■ Task description:
Make an exact copy of the lines, leaving the pictures out.
--- Start ---
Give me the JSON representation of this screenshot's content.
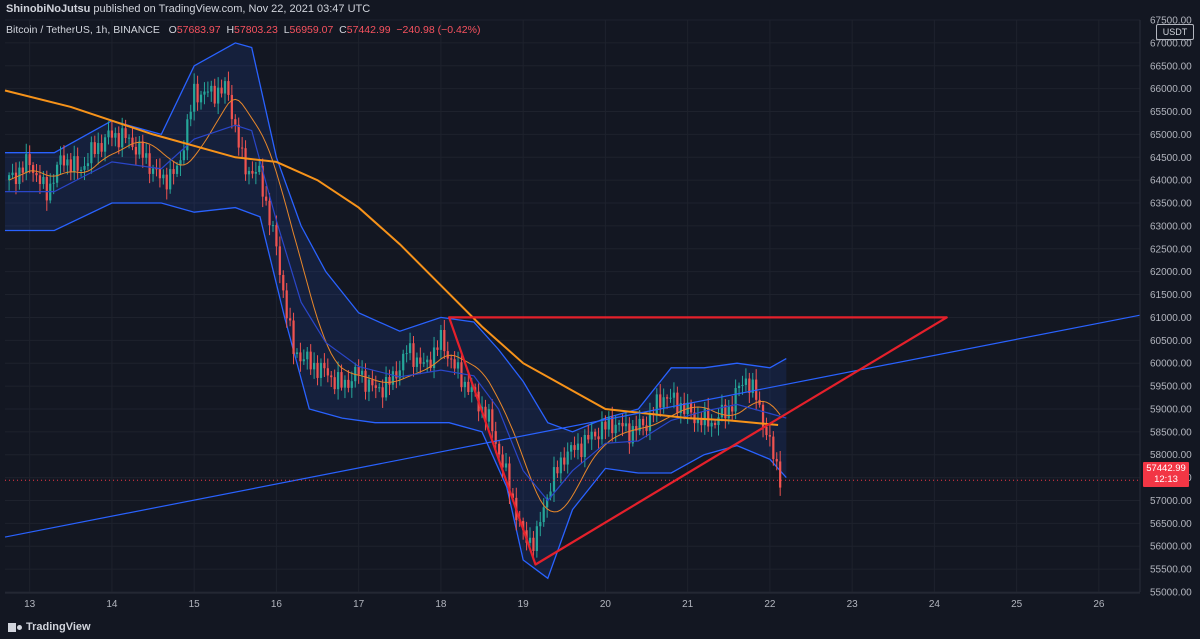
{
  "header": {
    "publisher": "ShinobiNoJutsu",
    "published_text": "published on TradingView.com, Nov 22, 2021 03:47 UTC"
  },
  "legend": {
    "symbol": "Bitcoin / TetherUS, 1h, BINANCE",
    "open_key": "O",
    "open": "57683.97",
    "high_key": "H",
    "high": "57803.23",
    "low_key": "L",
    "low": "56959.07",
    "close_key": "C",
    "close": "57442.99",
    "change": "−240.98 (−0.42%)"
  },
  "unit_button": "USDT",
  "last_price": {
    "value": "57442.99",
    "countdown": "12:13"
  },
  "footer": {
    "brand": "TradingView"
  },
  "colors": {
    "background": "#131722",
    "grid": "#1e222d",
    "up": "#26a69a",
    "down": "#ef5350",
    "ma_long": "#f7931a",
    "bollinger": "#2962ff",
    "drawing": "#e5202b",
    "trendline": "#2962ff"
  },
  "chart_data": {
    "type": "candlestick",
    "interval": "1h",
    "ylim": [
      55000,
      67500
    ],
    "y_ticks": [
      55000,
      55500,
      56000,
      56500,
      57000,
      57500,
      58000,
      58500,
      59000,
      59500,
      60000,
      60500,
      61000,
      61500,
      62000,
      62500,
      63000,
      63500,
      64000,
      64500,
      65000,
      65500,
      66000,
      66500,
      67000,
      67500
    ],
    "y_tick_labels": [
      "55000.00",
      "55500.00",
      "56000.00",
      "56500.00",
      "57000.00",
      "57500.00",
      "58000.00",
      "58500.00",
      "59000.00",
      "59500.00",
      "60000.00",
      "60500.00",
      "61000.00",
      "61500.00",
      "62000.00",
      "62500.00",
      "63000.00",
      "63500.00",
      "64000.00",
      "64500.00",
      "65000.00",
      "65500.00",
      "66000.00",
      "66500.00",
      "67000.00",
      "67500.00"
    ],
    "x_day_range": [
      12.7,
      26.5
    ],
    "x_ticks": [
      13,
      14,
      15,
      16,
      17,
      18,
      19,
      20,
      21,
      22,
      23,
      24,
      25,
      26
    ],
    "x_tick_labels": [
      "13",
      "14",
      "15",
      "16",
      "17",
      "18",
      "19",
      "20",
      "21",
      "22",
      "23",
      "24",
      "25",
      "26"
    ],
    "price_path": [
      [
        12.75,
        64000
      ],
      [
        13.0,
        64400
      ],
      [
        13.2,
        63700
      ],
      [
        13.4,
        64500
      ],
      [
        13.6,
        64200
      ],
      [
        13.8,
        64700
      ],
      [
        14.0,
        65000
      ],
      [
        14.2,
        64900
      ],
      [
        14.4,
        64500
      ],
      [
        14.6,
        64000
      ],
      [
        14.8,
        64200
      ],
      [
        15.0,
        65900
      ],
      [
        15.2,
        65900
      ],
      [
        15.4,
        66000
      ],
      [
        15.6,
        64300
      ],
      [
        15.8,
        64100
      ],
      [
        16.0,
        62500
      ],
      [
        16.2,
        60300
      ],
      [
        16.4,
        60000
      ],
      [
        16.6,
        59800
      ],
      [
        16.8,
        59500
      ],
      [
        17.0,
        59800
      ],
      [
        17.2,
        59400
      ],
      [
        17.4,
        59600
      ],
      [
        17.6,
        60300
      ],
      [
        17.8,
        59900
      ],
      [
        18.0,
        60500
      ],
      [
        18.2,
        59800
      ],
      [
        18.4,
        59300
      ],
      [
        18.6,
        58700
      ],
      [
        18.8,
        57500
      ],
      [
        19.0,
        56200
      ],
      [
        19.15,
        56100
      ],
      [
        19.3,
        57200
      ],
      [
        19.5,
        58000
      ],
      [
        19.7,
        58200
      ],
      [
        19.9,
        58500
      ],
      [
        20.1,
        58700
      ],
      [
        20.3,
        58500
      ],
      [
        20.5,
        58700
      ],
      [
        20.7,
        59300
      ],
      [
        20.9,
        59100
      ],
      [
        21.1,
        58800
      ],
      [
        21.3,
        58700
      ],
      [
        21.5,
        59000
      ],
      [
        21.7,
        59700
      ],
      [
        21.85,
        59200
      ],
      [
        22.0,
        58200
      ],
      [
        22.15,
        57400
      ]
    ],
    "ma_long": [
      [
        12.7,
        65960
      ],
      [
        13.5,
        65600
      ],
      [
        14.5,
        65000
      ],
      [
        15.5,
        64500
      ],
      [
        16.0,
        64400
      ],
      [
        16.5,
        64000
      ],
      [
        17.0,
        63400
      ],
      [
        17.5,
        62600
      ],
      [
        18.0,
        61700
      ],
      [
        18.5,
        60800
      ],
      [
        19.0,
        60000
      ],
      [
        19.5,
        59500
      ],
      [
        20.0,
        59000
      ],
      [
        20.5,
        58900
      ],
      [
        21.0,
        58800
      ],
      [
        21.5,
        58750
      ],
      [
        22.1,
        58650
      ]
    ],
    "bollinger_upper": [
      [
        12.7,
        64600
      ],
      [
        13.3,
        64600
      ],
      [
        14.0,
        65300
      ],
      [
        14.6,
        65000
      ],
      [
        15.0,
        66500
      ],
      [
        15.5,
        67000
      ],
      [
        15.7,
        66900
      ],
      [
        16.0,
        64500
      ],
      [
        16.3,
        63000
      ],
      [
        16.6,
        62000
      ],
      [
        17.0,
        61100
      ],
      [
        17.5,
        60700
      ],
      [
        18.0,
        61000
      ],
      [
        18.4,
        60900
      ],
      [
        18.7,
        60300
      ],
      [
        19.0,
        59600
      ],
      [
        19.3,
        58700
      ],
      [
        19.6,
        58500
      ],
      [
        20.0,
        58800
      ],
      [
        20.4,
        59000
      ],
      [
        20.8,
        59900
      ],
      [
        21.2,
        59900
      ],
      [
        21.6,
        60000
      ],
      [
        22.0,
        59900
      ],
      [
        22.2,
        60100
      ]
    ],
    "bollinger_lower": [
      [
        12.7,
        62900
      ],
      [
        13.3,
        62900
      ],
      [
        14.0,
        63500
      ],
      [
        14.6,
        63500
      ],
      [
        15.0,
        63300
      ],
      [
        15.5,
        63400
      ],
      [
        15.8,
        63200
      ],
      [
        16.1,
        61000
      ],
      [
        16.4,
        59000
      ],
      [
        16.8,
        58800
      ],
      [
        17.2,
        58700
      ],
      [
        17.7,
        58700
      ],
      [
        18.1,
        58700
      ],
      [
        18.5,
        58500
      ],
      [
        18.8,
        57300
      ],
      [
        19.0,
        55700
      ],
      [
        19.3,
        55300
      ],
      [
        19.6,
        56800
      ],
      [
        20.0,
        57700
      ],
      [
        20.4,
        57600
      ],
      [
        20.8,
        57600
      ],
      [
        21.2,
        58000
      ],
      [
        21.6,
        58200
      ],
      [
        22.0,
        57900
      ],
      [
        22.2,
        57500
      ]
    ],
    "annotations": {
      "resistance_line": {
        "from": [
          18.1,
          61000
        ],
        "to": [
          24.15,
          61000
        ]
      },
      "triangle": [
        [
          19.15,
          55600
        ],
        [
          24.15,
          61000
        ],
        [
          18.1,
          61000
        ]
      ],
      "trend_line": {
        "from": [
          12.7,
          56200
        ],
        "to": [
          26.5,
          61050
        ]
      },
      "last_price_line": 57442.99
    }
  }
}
--- End ---
■ Output below:
Give me the JSON representation of this screenshot's content.
{
  "header": {
    "publisher": "ShinobiNoJutsu",
    "published_text": "published on TradingView.com, Nov 22, 2021 03:47 UTC"
  },
  "legend": {
    "symbol": "Bitcoin / TetherUS, 1h, BINANCE",
    "open_key": "O",
    "open": "57683.97",
    "high_key": "H",
    "high": "57803.23",
    "low_key": "L",
    "low": "56959.07",
    "close_key": "C",
    "close": "57442.99",
    "change": "−240.98 (−0.42%)"
  },
  "unit_button": "USDT",
  "last_price": {
    "value": "57442.99",
    "countdown": "12:13"
  },
  "footer": {
    "brand": "TradingView"
  },
  "colors": {
    "background": "#131722",
    "grid": "#1e222d",
    "up": "#26a69a",
    "down": "#ef5350",
    "ma_long": "#f7931a",
    "bollinger": "#2962ff",
    "drawing": "#e5202b",
    "trendline": "#2962ff"
  },
  "chart_data": {
    "type": "candlestick",
    "interval": "1h",
    "ylim": [
      55000,
      67500
    ],
    "y_ticks": [
      55000,
      55500,
      56000,
      56500,
      57000,
      57500,
      58000,
      58500,
      59000,
      59500,
      60000,
      60500,
      61000,
      61500,
      62000,
      62500,
      63000,
      63500,
      64000,
      64500,
      65000,
      65500,
      66000,
      66500,
      67000,
      67500
    ],
    "y_tick_labels": [
      "55000.00",
      "55500.00",
      "56000.00",
      "56500.00",
      "57000.00",
      "57500.00",
      "58000.00",
      "58500.00",
      "59000.00",
      "59500.00",
      "60000.00",
      "60500.00",
      "61000.00",
      "61500.00",
      "62000.00",
      "62500.00",
      "63000.00",
      "63500.00",
      "64000.00",
      "64500.00",
      "65000.00",
      "65500.00",
      "66000.00",
      "66500.00",
      "67000.00",
      "67500.00"
    ],
    "x_day_range": [
      12.7,
      26.5
    ],
    "x_ticks": [
      13,
      14,
      15,
      16,
      17,
      18,
      19,
      20,
      21,
      22,
      23,
      24,
      25,
      26
    ],
    "x_tick_labels": [
      "13",
      "14",
      "15",
      "16",
      "17",
      "18",
      "19",
      "20",
      "21",
      "22",
      "23",
      "24",
      "25",
      "26"
    ],
    "price_path": [
      [
        12.75,
        64000
      ],
      [
        13.0,
        64400
      ],
      [
        13.2,
        63700
      ],
      [
        13.4,
        64500
      ],
      [
        13.6,
        64200
      ],
      [
        13.8,
        64700
      ],
      [
        14.0,
        65000
      ],
      [
        14.2,
        64900
      ],
      [
        14.4,
        64500
      ],
      [
        14.6,
        64000
      ],
      [
        14.8,
        64200
      ],
      [
        15.0,
        65900
      ],
      [
        15.2,
        65900
      ],
      [
        15.4,
        66000
      ],
      [
        15.6,
        64300
      ],
      [
        15.8,
        64100
      ],
      [
        16.0,
        62500
      ],
      [
        16.2,
        60300
      ],
      [
        16.4,
        60000
      ],
      [
        16.6,
        59800
      ],
      [
        16.8,
        59500
      ],
      [
        17.0,
        59800
      ],
      [
        17.2,
        59400
      ],
      [
        17.4,
        59600
      ],
      [
        17.6,
        60300
      ],
      [
        17.8,
        59900
      ],
      [
        18.0,
        60500
      ],
      [
        18.2,
        59800
      ],
      [
        18.4,
        59300
      ],
      [
        18.6,
        58700
      ],
      [
        18.8,
        57500
      ],
      [
        19.0,
        56200
      ],
      [
        19.15,
        56100
      ],
      [
        19.3,
        57200
      ],
      [
        19.5,
        58000
      ],
      [
        19.7,
        58200
      ],
      [
        19.9,
        58500
      ],
      [
        20.1,
        58700
      ],
      [
        20.3,
        58500
      ],
      [
        20.5,
        58700
      ],
      [
        20.7,
        59300
      ],
      [
        20.9,
        59100
      ],
      [
        21.1,
        58800
      ],
      [
        21.3,
        58700
      ],
      [
        21.5,
        59000
      ],
      [
        21.7,
        59700
      ],
      [
        21.85,
        59200
      ],
      [
        22.0,
        58200
      ],
      [
        22.15,
        57400
      ]
    ],
    "ma_long": [
      [
        12.7,
        65960
      ],
      [
        13.5,
        65600
      ],
      [
        14.5,
        65000
      ],
      [
        15.5,
        64500
      ],
      [
        16.0,
        64400
      ],
      [
        16.5,
        64000
      ],
      [
        17.0,
        63400
      ],
      [
        17.5,
        62600
      ],
      [
        18.0,
        61700
      ],
      [
        18.5,
        60800
      ],
      [
        19.0,
        60000
      ],
      [
        19.5,
        59500
      ],
      [
        20.0,
        59000
      ],
      [
        20.5,
        58900
      ],
      [
        21.0,
        58800
      ],
      [
        21.5,
        58750
      ],
      [
        22.1,
        58650
      ]
    ],
    "bollinger_upper": [
      [
        12.7,
        64600
      ],
      [
        13.3,
        64600
      ],
      [
        14.0,
        65300
      ],
      [
        14.6,
        65000
      ],
      [
        15.0,
        66500
      ],
      [
        15.5,
        67000
      ],
      [
        15.7,
        66900
      ],
      [
        16.0,
        64500
      ],
      [
        16.3,
        63000
      ],
      [
        16.6,
        62000
      ],
      [
        17.0,
        61100
      ],
      [
        17.5,
        60700
      ],
      [
        18.0,
        61000
      ],
      [
        18.4,
        60900
      ],
      [
        18.7,
        60300
      ],
      [
        19.0,
        59600
      ],
      [
        19.3,
        58700
      ],
      [
        19.6,
        58500
      ],
      [
        20.0,
        58800
      ],
      [
        20.4,
        59000
      ],
      [
        20.8,
        59900
      ],
      [
        21.2,
        59900
      ],
      [
        21.6,
        60000
      ],
      [
        22.0,
        59900
      ],
      [
        22.2,
        60100
      ]
    ],
    "bollinger_lower": [
      [
        12.7,
        62900
      ],
      [
        13.3,
        62900
      ],
      [
        14.0,
        63500
      ],
      [
        14.6,
        63500
      ],
      [
        15.0,
        63300
      ],
      [
        15.5,
        63400
      ],
      [
        15.8,
        63200
      ],
      [
        16.1,
        61000
      ],
      [
        16.4,
        59000
      ],
      [
        16.8,
        58800
      ],
      [
        17.2,
        58700
      ],
      [
        17.7,
        58700
      ],
      [
        18.1,
        58700
      ],
      [
        18.5,
        58500
      ],
      [
        18.8,
        57300
      ],
      [
        19.0,
        55700
      ],
      [
        19.3,
        55300
      ],
      [
        19.6,
        56800
      ],
      [
        20.0,
        57700
      ],
      [
        20.4,
        57600
      ],
      [
        20.8,
        57600
      ],
      [
        21.2,
        58000
      ],
      [
        21.6,
        58200
      ],
      [
        22.0,
        57900
      ],
      [
        22.2,
        57500
      ]
    ],
    "annotations": {
      "resistance_line": {
        "from": [
          18.1,
          61000
        ],
        "to": [
          24.15,
          61000
        ]
      },
      "triangle": [
        [
          19.15,
          55600
        ],
        [
          24.15,
          61000
        ],
        [
          18.1,
          61000
        ]
      ],
      "trend_line": {
        "from": [
          12.7,
          56200
        ],
        "to": [
          26.5,
          61050
        ]
      },
      "last_price_line": 57442.99
    }
  }
}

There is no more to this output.